#### RECORDS TO PROCESS

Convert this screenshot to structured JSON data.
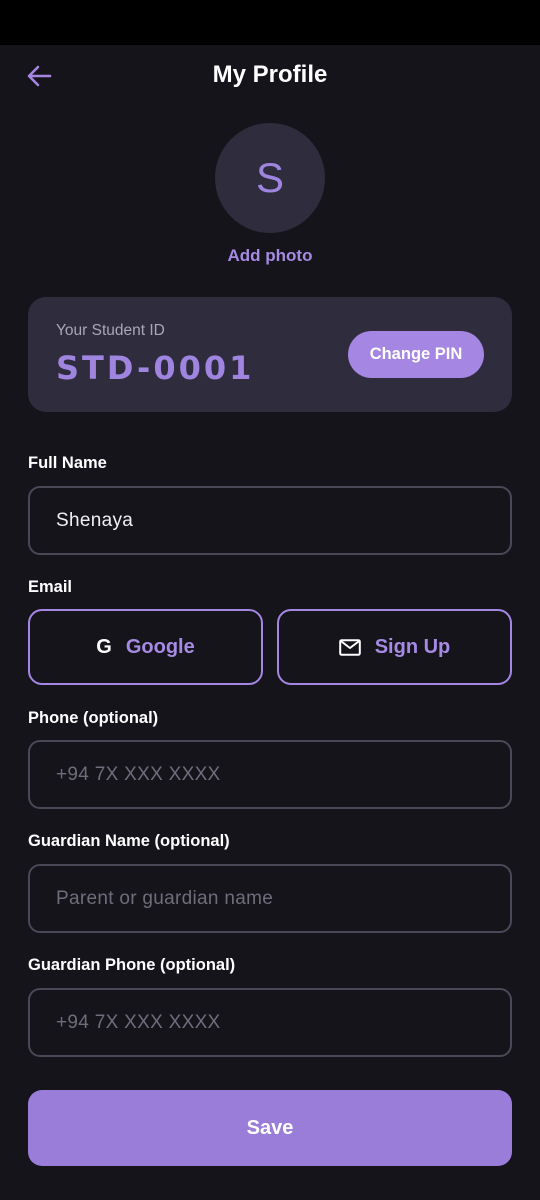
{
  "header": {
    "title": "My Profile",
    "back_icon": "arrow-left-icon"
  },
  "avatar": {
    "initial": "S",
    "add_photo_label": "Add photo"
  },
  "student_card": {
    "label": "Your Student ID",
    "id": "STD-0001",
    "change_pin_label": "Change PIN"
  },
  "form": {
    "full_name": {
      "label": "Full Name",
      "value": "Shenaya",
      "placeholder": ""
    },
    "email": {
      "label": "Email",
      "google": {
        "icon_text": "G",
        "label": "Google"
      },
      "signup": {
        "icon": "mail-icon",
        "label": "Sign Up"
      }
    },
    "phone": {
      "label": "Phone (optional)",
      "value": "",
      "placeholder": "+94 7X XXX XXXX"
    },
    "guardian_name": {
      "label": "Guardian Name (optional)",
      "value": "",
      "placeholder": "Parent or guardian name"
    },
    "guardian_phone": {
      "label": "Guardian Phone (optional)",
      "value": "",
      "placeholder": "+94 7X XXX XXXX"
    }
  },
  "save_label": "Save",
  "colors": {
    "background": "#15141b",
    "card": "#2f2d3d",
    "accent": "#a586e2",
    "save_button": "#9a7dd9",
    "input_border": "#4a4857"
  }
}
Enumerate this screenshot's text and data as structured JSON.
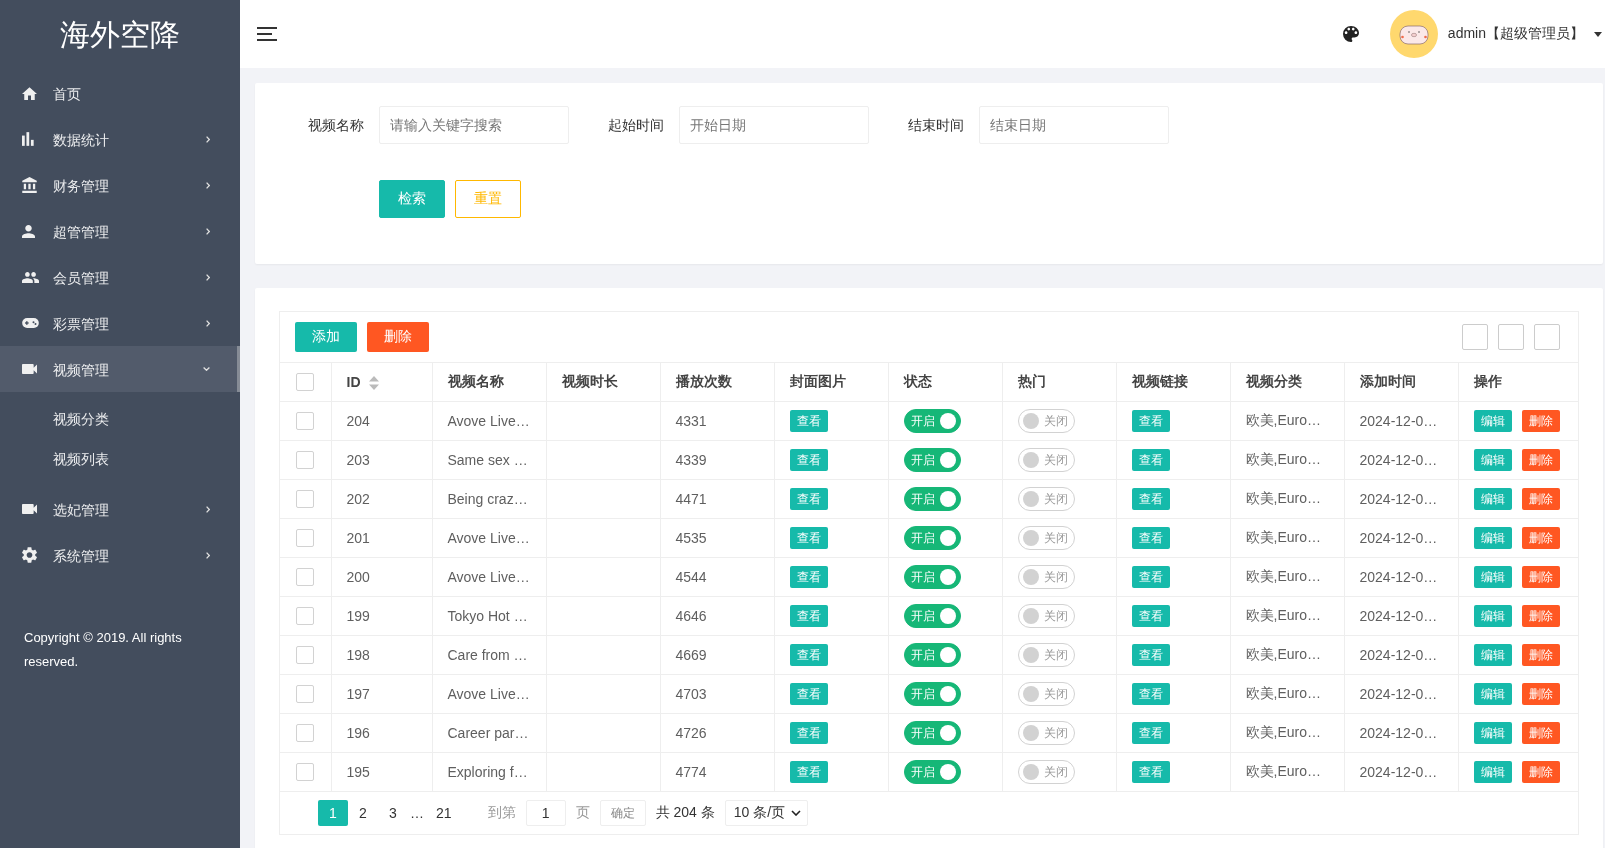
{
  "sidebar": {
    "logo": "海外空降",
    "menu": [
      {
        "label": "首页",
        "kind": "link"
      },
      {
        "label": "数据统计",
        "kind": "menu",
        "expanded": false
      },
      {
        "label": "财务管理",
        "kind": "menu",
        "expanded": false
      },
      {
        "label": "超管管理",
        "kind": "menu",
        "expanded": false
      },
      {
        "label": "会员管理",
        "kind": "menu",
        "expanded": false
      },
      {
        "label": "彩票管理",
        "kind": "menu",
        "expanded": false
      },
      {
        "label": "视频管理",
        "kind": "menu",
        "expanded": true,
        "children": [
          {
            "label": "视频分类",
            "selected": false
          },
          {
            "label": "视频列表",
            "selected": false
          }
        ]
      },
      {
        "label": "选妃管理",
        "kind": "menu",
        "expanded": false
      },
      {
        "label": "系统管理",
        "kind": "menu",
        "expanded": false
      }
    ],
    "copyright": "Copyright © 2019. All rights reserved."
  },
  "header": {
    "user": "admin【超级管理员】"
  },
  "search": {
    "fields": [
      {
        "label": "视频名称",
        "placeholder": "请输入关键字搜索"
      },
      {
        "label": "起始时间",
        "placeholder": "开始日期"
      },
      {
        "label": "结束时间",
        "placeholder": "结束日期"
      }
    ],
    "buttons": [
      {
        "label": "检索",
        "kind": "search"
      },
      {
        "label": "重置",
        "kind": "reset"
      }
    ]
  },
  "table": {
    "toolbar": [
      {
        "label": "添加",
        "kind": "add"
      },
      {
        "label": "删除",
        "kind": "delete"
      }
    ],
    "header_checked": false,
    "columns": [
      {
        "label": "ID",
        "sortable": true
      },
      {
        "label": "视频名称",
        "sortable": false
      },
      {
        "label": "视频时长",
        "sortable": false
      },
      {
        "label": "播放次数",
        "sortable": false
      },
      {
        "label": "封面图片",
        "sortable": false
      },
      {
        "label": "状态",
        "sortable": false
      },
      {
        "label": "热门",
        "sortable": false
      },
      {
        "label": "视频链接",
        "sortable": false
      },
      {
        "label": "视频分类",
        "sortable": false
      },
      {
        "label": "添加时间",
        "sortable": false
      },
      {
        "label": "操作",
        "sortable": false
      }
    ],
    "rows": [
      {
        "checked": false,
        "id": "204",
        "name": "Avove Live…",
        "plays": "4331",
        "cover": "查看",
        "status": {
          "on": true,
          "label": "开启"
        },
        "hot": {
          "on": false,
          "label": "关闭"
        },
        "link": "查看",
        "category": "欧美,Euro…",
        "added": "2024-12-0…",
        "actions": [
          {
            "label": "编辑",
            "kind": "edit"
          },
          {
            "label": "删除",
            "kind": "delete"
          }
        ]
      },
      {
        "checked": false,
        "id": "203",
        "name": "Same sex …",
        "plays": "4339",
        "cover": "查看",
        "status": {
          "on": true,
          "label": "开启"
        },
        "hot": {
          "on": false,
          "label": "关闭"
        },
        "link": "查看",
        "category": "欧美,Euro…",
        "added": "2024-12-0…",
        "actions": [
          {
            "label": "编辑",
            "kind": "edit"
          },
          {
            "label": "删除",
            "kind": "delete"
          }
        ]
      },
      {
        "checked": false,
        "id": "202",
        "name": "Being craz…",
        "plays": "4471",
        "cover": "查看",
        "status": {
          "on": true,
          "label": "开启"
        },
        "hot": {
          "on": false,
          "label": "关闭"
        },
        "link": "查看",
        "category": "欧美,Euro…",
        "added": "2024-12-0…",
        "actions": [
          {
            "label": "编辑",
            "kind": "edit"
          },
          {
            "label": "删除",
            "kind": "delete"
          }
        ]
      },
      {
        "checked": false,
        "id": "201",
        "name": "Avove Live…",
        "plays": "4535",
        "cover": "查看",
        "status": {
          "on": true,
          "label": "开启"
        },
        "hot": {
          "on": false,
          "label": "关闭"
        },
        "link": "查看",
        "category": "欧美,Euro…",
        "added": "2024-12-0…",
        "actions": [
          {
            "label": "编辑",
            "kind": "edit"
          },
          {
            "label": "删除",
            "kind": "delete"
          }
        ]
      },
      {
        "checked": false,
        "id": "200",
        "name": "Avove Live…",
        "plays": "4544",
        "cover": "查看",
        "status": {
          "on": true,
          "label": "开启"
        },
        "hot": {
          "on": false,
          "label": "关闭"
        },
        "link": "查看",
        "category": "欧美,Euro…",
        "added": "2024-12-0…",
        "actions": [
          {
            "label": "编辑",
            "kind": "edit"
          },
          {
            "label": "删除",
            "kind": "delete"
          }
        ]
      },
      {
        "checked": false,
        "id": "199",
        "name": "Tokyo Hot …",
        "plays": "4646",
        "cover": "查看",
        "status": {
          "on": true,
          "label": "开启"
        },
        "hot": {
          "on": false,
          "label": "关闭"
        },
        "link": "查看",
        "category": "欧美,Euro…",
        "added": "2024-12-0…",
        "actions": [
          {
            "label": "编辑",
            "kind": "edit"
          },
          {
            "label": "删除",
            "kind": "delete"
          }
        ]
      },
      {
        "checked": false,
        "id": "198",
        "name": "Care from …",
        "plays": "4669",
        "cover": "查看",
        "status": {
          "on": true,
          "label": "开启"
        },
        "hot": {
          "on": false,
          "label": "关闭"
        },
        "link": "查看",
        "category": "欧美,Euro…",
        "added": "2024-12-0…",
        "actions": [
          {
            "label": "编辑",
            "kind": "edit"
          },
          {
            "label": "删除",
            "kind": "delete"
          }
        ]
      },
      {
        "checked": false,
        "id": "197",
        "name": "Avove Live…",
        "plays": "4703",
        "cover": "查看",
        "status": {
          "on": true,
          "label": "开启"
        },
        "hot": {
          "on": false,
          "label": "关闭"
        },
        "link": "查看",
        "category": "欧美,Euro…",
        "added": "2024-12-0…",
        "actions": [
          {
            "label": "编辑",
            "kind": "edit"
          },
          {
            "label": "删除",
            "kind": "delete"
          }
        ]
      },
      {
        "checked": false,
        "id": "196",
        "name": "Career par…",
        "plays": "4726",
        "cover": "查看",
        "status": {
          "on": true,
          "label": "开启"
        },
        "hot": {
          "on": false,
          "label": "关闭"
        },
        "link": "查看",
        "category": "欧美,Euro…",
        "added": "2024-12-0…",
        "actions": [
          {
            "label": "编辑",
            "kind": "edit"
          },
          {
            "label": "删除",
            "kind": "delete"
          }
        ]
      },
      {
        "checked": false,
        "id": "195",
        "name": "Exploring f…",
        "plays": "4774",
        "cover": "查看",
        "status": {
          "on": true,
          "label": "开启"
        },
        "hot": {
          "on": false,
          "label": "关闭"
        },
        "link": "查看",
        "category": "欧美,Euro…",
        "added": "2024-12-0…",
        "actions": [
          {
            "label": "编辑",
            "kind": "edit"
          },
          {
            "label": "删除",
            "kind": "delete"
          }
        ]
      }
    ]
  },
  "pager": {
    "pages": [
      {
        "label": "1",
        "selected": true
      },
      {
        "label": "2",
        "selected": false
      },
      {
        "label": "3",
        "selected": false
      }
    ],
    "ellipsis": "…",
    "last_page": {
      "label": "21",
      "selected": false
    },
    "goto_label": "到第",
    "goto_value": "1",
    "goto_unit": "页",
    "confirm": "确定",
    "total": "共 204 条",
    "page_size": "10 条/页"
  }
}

########

WORK TO BE COMPLETED:
Each line in the material either holds the string "this" or does not. State how many do, and nothing else.

COMPLETED EXERCISE:
2